[Entries shown]:

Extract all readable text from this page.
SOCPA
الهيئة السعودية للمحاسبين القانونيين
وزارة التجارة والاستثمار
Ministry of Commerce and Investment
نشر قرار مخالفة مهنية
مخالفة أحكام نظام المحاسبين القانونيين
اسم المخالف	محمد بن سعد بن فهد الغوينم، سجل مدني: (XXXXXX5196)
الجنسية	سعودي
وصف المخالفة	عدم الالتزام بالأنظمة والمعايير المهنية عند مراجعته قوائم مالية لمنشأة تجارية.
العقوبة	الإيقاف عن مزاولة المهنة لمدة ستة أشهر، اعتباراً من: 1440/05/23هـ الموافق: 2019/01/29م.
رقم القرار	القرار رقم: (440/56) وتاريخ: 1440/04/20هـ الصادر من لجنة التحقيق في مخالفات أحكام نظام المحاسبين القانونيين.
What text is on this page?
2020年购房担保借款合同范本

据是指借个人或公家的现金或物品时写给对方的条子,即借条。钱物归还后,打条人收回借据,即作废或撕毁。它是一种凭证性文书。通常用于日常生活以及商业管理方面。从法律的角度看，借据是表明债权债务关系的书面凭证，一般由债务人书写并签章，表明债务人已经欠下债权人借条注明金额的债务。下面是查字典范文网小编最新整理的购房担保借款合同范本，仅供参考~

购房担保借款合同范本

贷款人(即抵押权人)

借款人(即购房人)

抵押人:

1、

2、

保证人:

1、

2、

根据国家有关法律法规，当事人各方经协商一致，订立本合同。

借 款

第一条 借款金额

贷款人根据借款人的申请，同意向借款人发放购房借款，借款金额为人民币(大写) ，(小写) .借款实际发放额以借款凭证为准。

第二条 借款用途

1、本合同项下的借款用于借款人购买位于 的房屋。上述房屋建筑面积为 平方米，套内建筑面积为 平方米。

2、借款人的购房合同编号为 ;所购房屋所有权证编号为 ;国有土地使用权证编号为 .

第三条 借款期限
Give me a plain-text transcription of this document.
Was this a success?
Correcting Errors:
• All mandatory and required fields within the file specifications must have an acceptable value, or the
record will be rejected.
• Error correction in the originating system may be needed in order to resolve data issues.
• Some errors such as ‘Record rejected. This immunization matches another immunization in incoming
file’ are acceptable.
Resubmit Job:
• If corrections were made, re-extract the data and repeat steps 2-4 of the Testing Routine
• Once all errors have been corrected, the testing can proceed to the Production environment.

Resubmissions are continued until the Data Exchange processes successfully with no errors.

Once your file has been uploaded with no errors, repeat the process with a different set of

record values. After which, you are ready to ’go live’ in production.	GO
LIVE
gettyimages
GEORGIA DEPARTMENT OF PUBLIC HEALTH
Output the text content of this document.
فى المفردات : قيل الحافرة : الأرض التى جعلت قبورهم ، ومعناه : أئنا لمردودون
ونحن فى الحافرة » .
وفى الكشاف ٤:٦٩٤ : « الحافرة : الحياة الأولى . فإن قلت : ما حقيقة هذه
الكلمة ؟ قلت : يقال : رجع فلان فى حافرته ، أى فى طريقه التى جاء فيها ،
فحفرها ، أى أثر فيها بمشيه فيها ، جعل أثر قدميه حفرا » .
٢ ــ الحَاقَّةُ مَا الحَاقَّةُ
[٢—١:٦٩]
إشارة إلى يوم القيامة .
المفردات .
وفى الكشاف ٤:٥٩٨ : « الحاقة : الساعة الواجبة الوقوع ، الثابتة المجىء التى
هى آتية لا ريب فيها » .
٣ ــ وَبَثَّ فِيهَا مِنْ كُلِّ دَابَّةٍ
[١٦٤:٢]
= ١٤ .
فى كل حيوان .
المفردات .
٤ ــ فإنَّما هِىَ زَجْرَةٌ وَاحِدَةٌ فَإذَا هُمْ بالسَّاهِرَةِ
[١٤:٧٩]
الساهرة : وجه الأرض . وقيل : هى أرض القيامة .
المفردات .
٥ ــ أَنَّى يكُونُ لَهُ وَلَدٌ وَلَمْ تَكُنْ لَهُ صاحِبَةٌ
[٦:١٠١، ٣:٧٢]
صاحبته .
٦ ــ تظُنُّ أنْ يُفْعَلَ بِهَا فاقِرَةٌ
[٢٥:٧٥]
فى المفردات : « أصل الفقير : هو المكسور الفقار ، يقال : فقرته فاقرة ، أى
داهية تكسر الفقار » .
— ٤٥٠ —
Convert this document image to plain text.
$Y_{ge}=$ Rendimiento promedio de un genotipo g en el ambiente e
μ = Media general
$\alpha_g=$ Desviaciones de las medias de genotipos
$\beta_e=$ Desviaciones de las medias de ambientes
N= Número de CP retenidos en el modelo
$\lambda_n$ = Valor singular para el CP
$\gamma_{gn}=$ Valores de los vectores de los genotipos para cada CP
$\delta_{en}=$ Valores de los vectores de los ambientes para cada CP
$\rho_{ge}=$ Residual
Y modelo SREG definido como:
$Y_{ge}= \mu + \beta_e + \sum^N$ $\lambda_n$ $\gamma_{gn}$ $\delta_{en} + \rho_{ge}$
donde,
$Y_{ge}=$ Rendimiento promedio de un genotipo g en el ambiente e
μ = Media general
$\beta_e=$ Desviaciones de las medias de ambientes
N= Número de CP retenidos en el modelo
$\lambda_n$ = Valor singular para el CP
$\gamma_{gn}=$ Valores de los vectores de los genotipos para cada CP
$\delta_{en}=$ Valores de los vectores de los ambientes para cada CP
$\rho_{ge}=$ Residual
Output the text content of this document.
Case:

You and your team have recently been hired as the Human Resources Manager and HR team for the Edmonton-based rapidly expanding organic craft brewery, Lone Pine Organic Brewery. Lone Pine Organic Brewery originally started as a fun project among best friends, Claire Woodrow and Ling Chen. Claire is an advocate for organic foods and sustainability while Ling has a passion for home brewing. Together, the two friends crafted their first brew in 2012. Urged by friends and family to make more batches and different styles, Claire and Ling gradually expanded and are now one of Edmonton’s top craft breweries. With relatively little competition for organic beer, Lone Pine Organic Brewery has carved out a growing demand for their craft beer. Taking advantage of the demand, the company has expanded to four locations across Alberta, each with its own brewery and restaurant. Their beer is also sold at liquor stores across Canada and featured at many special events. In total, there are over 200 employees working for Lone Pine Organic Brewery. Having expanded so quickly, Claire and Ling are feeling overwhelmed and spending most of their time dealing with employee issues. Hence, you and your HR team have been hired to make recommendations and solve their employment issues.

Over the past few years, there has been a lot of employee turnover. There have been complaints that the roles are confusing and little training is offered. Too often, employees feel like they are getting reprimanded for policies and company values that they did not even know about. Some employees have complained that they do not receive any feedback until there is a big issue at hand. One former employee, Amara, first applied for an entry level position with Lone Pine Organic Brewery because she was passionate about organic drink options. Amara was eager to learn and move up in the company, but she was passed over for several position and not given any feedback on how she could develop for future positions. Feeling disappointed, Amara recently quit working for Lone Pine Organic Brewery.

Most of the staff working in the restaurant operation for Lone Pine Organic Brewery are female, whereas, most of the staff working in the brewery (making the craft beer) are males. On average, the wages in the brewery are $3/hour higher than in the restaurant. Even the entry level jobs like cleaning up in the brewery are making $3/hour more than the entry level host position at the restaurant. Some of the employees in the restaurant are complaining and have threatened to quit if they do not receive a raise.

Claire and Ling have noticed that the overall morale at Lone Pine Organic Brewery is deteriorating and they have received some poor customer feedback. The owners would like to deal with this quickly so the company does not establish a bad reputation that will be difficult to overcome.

[What you need to do]:
Exactly as they are written, print the entries again.

[Solution to this task]:
Extract all readable text from this page.
SOCPA
الهيئة السعودية للمحاسبين القانونيين
وزارة التجارة والاستثمار
Ministry of Commerce and Investment
نشر قرار مخالفة مهنية
مخالفة أحكام نظام المحاسبين القانونيين
اسم المخالف	محمد بن سعد بن فهد الغوينم، سجل مدني: (XXXXXX5196)
الجنسية	سعودي
وصف المخالفة	عدم الالتزام بالأنظمة والمعايير المهنية عند مراجعته قوائم مالية لمنشأة تجارية.
العقوبة	الإيقاف عن مزاولة المهنة لمدة ستة أشهر، اعتباراً من: 1440/05/23هـ الموافق: 2019/01/29م.
رقم القرار	القرار رقم: (440/56) وتاريخ: 1440/04/20هـ الصادر من لجنة التحقيق في مخالفات أحكام نظام المحاسبين القانونيين.
What text is on this page?
2020年购房担保借款合同范本

据是指借个人或公家的现金或物品时写给对方的条子,即借条。钱物归还后,打条人收回借据,即作废或撕毁。它是一种凭证性文书。通常用于日常生活以及商业管理方面。从法律的角度看，借据是表明债权债务关系的书面凭证，一般由债务人书写并签章，表明债务人已经欠下债权人借条注明金额的债务。下面是查字典范文网小编最新整理的购房担保借款合同范本，仅供参考~

购房担保借款合同范本

贷款人(即抵押权人)

借款人(即购房人)

抵押人:

1、

2、

保证人:

1、

2、

根据国家有关法律法规，当事人各方经协商一致，订立本合同。

借 款

第一条 借款金额

贷款人根据借款人的申请，同意向借款人发放购房借款，借款金额为人民币(大写) ，(小写) .借款实际发放额以借款凭证为准。

第二条 借款用途

1、本合同项下的借款用于借款人购买位于 的房屋。上述房屋建筑面积为 平方米，套内建筑面积为 平方米。

2、借款人的购房合同编号为 ;所购房屋所有权证编号为 ;国有土地使用权证编号为 .

第三条 借款期限
Give me a plain-text transcription of this document.
Was this a success?
Correcting Errors:
• All mandatory and required fields within the file specifications must have an acceptable value, or the
record will be rejected.
• Error correction in the originating system may be needed in order to resolve data issues.
• Some errors such as ‘Record rejected. This immunization matches another immunization in incoming
file’ are acceptable.
Resubmit Job:
• If corrections were made, re-extract the data and repeat steps 2-4 of the Testing Routine
• Once all errors have been corrected, the testing can proceed to the Production environment.

Resubmissions are continued until the Data Exchange processes successfully with no errors.

Once your file has been uploaded with no errors, repeat the process with a different set of

record values. After which, you are ready to ’go live’ in production.	GO
LIVE
gettyimages
GEORGIA DEPARTMENT OF PUBLIC HEALTH
Output the text content of this document.
فى المفردات : قيل الحافرة : الأرض التى جعلت قبورهم ، ومعناه : أئنا لمردودون
ونحن فى الحافرة » .
وفى الكشاف ٤:٦٩٤ : « الحافرة : الحياة الأولى . فإن قلت : ما حقيقة هذه
الكلمة ؟ قلت : يقال : رجع فلان فى حافرته ، أى فى طريقه التى جاء فيها ،
فحفرها ، أى أثر فيها بمشيه فيها ، جعل أثر قدميه حفرا » .
٢ ــ الحَاقَّةُ مَا الحَاقَّةُ
[٢—١:٦٩]
إشارة إلى يوم القيامة .
المفردات .
وفى الكشاف ٤:٥٩٨ : « الحاقة : الساعة الواجبة الوقوع ، الثابتة المجىء التى
هى آتية لا ريب فيها » .
٣ ــ وَبَثَّ فِيهَا مِنْ كُلِّ دَابَّةٍ
[١٦٤:٢]
= ١٤ .
فى كل حيوان .
المفردات .
٤ ــ فإنَّما هِىَ زَجْرَةٌ وَاحِدَةٌ فَإذَا هُمْ بالسَّاهِرَةِ
[١٤:٧٩]
الساهرة : وجه الأرض . وقيل : هى أرض القيامة .
المفردات .
٥ ــ أَنَّى يكُونُ لَهُ وَلَدٌ وَلَمْ تَكُنْ لَهُ صاحِبَةٌ
[٦:١٠١، ٣:٧٢]
صاحبته .
٦ ــ تظُنُّ أنْ يُفْعَلَ بِهَا فاقِرَةٌ
[٢٥:٧٥]
فى المفردات : « أصل الفقير : هو المكسور الفقار ، يقال : فقرته فاقرة ، أى
داهية تكسر الفقار » .
— ٤٥٠ —
Convert this document image to plain text.
$Y_{ge}=$ Rendimiento promedio de un genotipo g en el ambiente e
μ = Media general
$\alpha_g=$ Desviaciones de las medias de genotipos
$\beta_e=$ Desviaciones de las medias de ambientes
N= Número de CP retenidos en el modelo
$\lambda_n$ = Valor singular para el CP
$\gamma_{gn}=$ Valores de los vectores de los genotipos para cada CP
$\delta_{en}=$ Valores de los vectores de los ambientes para cada CP
$\rho_{ge}=$ Residual
Y modelo SREG definido como:
$Y_{ge}= \mu + \beta_e + \sum^N$ $\lambda_n$ $\gamma_{gn}$ $\delta_{en} + \rho_{ge}$
donde,
$Y_{ge}=$ Rendimiento promedio de un genotipo g en el ambiente e
μ = Media general
$\beta_e=$ Desviaciones de las medias de ambientes
N= Número de CP retenidos en el modelo
$\lambda_n$ = Valor singular para el CP
$\gamma_{gn}=$ Valores de los vectores de los genotipos para cada CP
$\delta_{en}=$ Valores de los vectores de los ambientes para cada CP
$\rho_{ge}=$ Residual
Output the text content of this document.
Case:

You and your team have recently been hired as the Human Resources Manager and HR team for the Edmonton-based rapidly expanding organic craft brewery, Lone Pine Organic Brewery. Lone Pine Organic Brewery originally started as a fun project among best friends, Claire Woodrow and Ling Chen. Claire is an advocate for organic foods and sustainability while Ling has a passion for home brewing. Together, the two friends crafted their first brew in 2012. Urged by friends and family to make more batches and different styles, Claire and Ling gradually expanded and are now one of Edmonton’s top craft breweries. With relatively little competition for organic beer, Lone Pine Organic Brewery has carved out a growing demand for their craft beer. Taking advantage of the demand, the company has expanded to four locations across Alberta, each with its own brewery and restaurant. Their beer is also sold at liquor stores across Canada and featured at many special events. In total, there are over 200 employees working for Lone Pine Organic Brewery. Having expanded so quickly, Claire and Ling are feeling overwhelmed and spending most of their time dealing with employee issues. Hence, you and your HR team have been hired to make recommendations and solve their employment issues.

Over the past few years, there has been a lot of employee turnover. There have been complaints that the roles are confusing and little training is offered. Too often, employees feel like they are getting reprimanded for policies and company values that they did not even know about. Some employees have complained that they do not receive any feedback until there is a big issue at hand. One former employee, Amara, first applied for an entry level position with Lone Pine Organic Brewery because she was passionate about organic drink options. Amara was eager to learn and move up in the company, but she was passed over for several position and not given any feedback on how she could develop for future positions. Feeling disappointed, Amara recently quit working for Lone Pine Organic Brewery.

Most of the staff working in the restaurant operation for Lone Pine Organic Brewery are female, whereas, most of the staff working in the brewery (making the craft beer) are males. On average, the wages in the brewery are $3/hour higher than in the restaurant. Even the entry level jobs like cleaning up in the brewery are making $3/hour more than the entry level host position at the restaurant. Some of the employees in the restaurant are complaining and have threatened to quit if they do not receive a raise.

Claire and Ling have noticed that the overall morale at Lone Pine Organic Brewery is deteriorating and they have received some poor customer feedback. The owners would like to deal with this quickly so the company does not establish a bad reputation that will be difficult to overcome.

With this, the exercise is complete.